Raw records =>

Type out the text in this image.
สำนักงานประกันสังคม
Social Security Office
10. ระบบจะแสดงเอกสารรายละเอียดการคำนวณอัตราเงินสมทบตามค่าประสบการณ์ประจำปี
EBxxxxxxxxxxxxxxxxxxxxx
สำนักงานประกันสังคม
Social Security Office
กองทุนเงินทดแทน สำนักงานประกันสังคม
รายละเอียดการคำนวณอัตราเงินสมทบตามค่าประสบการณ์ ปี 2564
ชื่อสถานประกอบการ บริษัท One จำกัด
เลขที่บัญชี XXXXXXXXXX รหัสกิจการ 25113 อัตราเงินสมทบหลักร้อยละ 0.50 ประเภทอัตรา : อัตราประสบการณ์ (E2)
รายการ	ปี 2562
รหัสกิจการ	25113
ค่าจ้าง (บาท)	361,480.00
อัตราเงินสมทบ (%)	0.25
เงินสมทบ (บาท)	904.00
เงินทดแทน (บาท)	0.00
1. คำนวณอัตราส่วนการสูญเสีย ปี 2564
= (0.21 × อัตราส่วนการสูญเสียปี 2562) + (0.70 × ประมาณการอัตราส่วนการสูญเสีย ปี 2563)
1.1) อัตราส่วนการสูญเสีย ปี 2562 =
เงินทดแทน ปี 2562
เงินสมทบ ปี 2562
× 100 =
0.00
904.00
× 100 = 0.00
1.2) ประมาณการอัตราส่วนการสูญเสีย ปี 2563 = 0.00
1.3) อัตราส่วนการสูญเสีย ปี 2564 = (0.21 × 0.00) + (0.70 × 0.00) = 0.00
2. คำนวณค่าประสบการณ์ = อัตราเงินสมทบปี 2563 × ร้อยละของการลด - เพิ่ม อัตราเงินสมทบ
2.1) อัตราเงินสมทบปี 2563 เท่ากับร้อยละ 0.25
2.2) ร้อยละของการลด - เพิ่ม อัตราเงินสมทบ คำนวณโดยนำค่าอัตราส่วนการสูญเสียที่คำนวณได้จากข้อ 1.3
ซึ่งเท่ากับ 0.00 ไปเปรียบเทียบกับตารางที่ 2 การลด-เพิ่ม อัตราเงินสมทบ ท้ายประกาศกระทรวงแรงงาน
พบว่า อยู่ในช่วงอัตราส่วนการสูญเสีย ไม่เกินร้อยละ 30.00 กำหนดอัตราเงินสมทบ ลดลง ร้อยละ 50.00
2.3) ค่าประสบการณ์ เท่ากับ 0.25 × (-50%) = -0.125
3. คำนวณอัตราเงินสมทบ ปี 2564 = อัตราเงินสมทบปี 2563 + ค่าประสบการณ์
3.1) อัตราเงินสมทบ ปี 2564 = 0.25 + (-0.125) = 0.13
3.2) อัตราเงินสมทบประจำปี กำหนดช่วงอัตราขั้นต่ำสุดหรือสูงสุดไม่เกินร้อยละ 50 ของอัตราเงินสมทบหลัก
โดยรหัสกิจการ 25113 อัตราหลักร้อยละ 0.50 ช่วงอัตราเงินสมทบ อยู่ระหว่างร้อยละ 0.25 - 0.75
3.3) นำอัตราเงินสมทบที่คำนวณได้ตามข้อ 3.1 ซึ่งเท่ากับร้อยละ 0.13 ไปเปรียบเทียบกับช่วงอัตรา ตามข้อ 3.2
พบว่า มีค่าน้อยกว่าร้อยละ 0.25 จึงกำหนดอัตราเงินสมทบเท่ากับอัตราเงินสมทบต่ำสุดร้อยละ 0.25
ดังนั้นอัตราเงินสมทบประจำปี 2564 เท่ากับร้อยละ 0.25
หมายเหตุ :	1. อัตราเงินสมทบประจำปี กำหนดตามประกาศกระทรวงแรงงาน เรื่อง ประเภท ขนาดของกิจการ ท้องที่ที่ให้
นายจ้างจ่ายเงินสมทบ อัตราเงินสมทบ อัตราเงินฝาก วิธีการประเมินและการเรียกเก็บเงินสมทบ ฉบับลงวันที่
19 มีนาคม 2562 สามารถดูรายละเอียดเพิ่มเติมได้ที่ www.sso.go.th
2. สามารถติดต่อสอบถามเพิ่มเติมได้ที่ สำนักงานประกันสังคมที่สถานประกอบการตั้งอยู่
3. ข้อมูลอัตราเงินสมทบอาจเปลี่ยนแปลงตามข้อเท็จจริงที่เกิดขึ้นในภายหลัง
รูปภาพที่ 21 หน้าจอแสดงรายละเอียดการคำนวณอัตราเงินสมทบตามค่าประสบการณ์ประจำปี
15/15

Work instructions =>
From the records above, copy every line that holds the word "คำนวณได".

Task response =>
2.2) ร้อยละของการลด - เพิ่ม อัตราเงินสมทบ คำนวณโดยนำค่าอัตราส่วนการสูญเสียที่คำนวณได้จากข้อ 1.3
3.3) นำอัตราเงินสมทบที่คำนวณได้ตามข้อ 3.1 ซึ่งเท่ากับร้อยละ 0.13 ไปเปรียบเทียบกับช่วงอัตรา ตามข้อ 3.2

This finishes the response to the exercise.